---------- EXTRAIT DU DOCUMENT ----------

À quinze ans, Beth est adoptée. Elle peut désormais participer à des tournois d’échecs qu’elle remporte avec une insolente facilité. Elle a tôt fait de surpasser les meilleurs joueurs américains avant de se lancer à l’assaut des champions incontestés du jeu : les grands maîtres soviétiques. Rien ne semble l’arrêter sinon peut-être ses démons intérieurs.

Le Jeu de la dame (bien boiteuse traduction de The Queen’s Gambit) est diffusé depuis le 23 octobre sur Netflix. Sa sortie a coïncidé avec le second confinement en France et a bien vite suscité l’unanimité à l’instar de Unorthodox au début du premier. Même si j’en ai binge-watché les sept épisodes d’une petite heure chacun pendant un long dimanche pluvieux, j’avoue ne pas y avoir pris le plaisir que j’y attendais.

Le Jeu de la dame est l’adaptation du roman éponyme écrit en 1983 par un auteur américain – et traduit en France en 1990. Que cette série ait mis près de quarante ans à se faire devrait nous mettre la puce à l’oreille : si le roman – que je n’ai pas lu –  avait été un chef d’œuvre, on n’aurait certainement pas attendu si longtemps son adaptation.

---------- LIGNES DE DONNÉES ----------

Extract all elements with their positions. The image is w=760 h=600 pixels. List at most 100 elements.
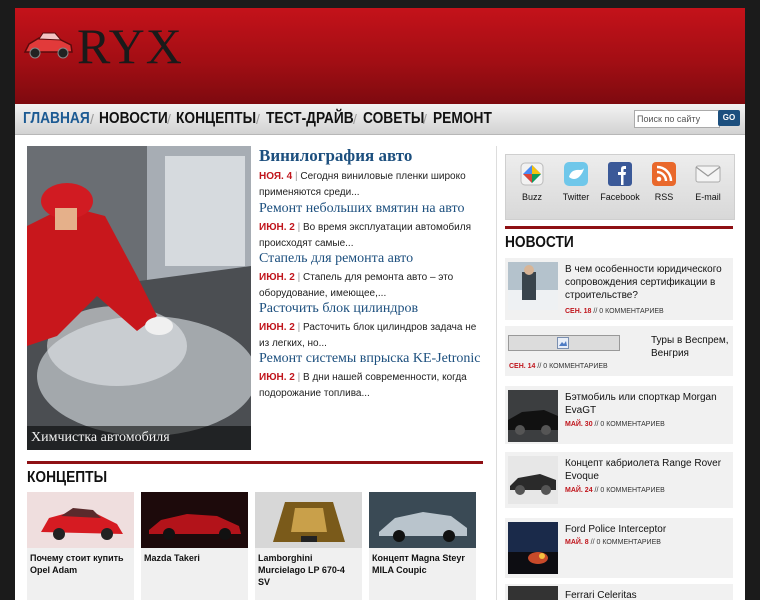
article-date: ИЮН. 2 (259, 322, 295, 333)
news-item[interactable]: Туры в Веспрем, Венгрия СЕН. 14 // 0 КОМ… (505, 326, 733, 376)
news-comments[interactable]: 0 КОММЕНТАРИЕВ (543, 363, 607, 370)
nav-item-concepts[interactable]: КОНЦЕПТЫ (176, 104, 256, 134)
news-thumbnail[interactable] (508, 262, 558, 310)
meta-separator: | (297, 372, 301, 383)
nav-separator: / (423, 111, 427, 127)
social-label: RSS (654, 192, 674, 202)
nav-item-repair[interactable]: РЕМОНТ (433, 104, 492, 134)
news-title[interactable]: В чем особенности юридического сопровожд… (565, 263, 733, 302)
news-item[interactable]: Ferrari Celeritas (505, 584, 733, 600)
news-item[interactable]: Бэтмобиль или спорткар Morgan EvaGT МАЙ.… (505, 386, 733, 444)
news-thumbnail[interactable] (508, 390, 558, 442)
news-meta: МАЙ. 8 // 0 КОММЕНТАРИЕВ (565, 538, 661, 548)
news-thumbnail[interactable] (508, 586, 558, 600)
news-meta: МАЙ. 30 // 0 КОММЕНТАРИЕВ (565, 420, 665, 430)
concept-card[interactable]: Lamborghini Murcielago LP 670-4 SV (255, 492, 362, 600)
article-date: ИЮН. 2 (259, 222, 295, 233)
twitter-icon[interactable] (563, 161, 589, 187)
article-date: ИЮН. 2 (259, 272, 295, 283)
news-thumbnail[interactable] (508, 335, 620, 351)
social-twitter[interactable]: Twitter (554, 161, 598, 203)
news-title[interactable]: Туры в Веспрем, Венгрия (651, 334, 733, 360)
news-comments[interactable]: 0 КОММЕНТАРИЕВ (600, 487, 664, 494)
article-title[interactable]: Ремонт небольших вмятин на авто (259, 201, 484, 217)
broken-image-icon (557, 337, 569, 349)
meta-separator: // (594, 421, 599, 428)
concept-card[interactable]: Почему стоит купить Opel Adam (27, 492, 134, 600)
social-facebook[interactable]: Facebook (598, 161, 642, 203)
article-meta: НОЯ. 4 | Сегодня виниловые пленки широко… (259, 169, 484, 201)
concept-title[interactable]: Mazda Takeri (144, 552, 245, 564)
news-comments[interactable]: 0 КОММЕНТАРИЕВ (597, 539, 661, 546)
article-meta: ИЮН. 2 | В дни нашей современности, когд… (259, 370, 484, 402)
column-divider (496, 146, 497, 600)
car-photo-icon (27, 492, 134, 548)
news-title[interactable]: Ferrari Celeritas (565, 589, 733, 600)
concept-title[interactable]: Почему стоит купить Opel Adam (30, 552, 131, 576)
news-title[interactable]: Концепт кабриолета Range Rover Evoque (565, 457, 733, 483)
news-thumbnail[interactable] (508, 522, 558, 574)
news-title[interactable]: Ford Police Interceptor (565, 523, 733, 536)
news-thumbnail[interactable] (508, 456, 558, 504)
car-photo-icon (255, 492, 362, 548)
social-label: Twitter (562, 192, 590, 202)
article-title[interactable]: Расточить блок цилиндров (259, 301, 484, 317)
meta-separator: | (294, 171, 298, 182)
concept-title[interactable]: Концепт Magna Steyr MILA Coupic (372, 552, 473, 576)
concept-card[interactable]: Mazda Takeri (141, 492, 248, 600)
news-comments[interactable]: 0 КОММЕНТАРИЕВ (599, 308, 663, 315)
nav-item-news[interactable]: НОВОСТИ (99, 104, 168, 134)
concept-image[interactable] (369, 492, 476, 548)
nav-separator: / (167, 111, 171, 127)
social-label: Buzz (521, 192, 542, 202)
concepts-heading: КОНЦЕПТЫ (27, 469, 108, 486)
featured-caption[interactable]: Химчистка автомобиля (27, 426, 251, 450)
nav-item-tips[interactable]: СОВЕТЫ (363, 104, 424, 134)
logo-text[interactable]: RYX (77, 16, 183, 76)
social-buzz[interactable]: Buzz (510, 161, 554, 203)
article-item: Расточить блок цилиндров ИЮН. 2 | Расточ… (259, 301, 484, 352)
email-icon[interactable] (695, 161, 721, 187)
news-photo-icon (508, 522, 558, 574)
nav-separator: / (256, 111, 260, 127)
news-meta: СЕН. 14 // 0 КОММЕНТАРИЕВ (509, 362, 608, 372)
news-date: МАЙ. 8 (565, 539, 589, 546)
featured-image[interactable] (27, 146, 251, 450)
news-item[interactable]: В чем особенности юридического сопровожд… (505, 258, 733, 320)
search-button[interactable]: GO (718, 110, 740, 126)
nav-separator: / (90, 111, 94, 127)
news-title[interactable]: Бэтмобиль или спорткар Morgan EvaGT (565, 391, 733, 417)
concept-card[interactable]: Концепт Magna Steyr MILA Coupic (369, 492, 476, 600)
article-title[interactable]: Ремонт системы впрыска KE-Jetronic (259, 351, 484, 367)
nav-separator: / (353, 111, 357, 127)
news-photo-icon (508, 456, 558, 504)
social-label: E-mail (695, 192, 721, 202)
article-title[interactable]: Винилография авто (259, 146, 484, 166)
article-date: НОЯ. 4 (259, 171, 293, 182)
nav-item-home[interactable]: ГЛАВНАЯ (23, 104, 90, 134)
article-meta: ИЮН. 2 | Стапель для ремонта авто – это … (259, 270, 484, 302)
concept-title[interactable]: Lamborghini Murcielago LP 670-4 SV (258, 552, 359, 588)
search-input[interactable]: Поиск по сайту (634, 110, 720, 128)
logo-car-icon[interactable] (21, 22, 75, 66)
meta-separator: // (590, 539, 595, 546)
nav-item-test-drive[interactable]: ТЕСТ-ДРАЙВ (266, 104, 354, 134)
social-rss[interactable]: RSS (642, 161, 686, 203)
news-photo-icon (508, 262, 558, 310)
concept-image[interactable] (27, 492, 134, 548)
concept-image[interactable] (141, 492, 248, 548)
concept-image[interactable] (255, 492, 362, 548)
buzz-icon[interactable] (519, 161, 545, 187)
news-item[interactable]: Ford Police Interceptor МАЙ. 8 // 0 КОММ… (505, 518, 733, 578)
social-email[interactable]: E-mail (686, 161, 730, 203)
news-item[interactable]: Концепт кабриолета Range Rover Evoque МА… (505, 452, 733, 508)
featured-photo-icon (27, 146, 251, 450)
article-title[interactable]: Стапель для ремонта авто (259, 251, 484, 267)
news-date: МАЙ. 30 (565, 421, 593, 428)
facebook-icon[interactable] (607, 161, 633, 187)
rss-icon[interactable] (651, 161, 677, 187)
news-comments[interactable]: 0 КОММЕНТАРИЕВ (600, 421, 664, 428)
social-label: Facebook (600, 192, 640, 202)
article-meta: ИЮН. 2 | Расточить блок цилиндров задача… (259, 320, 484, 352)
meta-separator: // (537, 363, 542, 370)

----------

> **TRAVAIL À FAIRE**: Reprenez la critique de la série Le Jeu de la dame et poursuivez-la à partir de sa dernière phrase. Ces lignes sont tirées d'une autre source.

> **RÉPONSE ATTENDUE**:
Le Jeu de la dame suit un schéma très classique. Trop peut-être. Premièrement, l’ascension d’un génie en herbe avec la révélation presque providentielle de ses talents innés et l’accumulation inattendue et enivrante des premières victoires. Deuxièmement, la chute inévitable pour pimenter une action qui aurait été, sans elle, trop linéaire. Troisièmement, la rédemption dans un épilogue certes euphorisant mais ô combien prévisible.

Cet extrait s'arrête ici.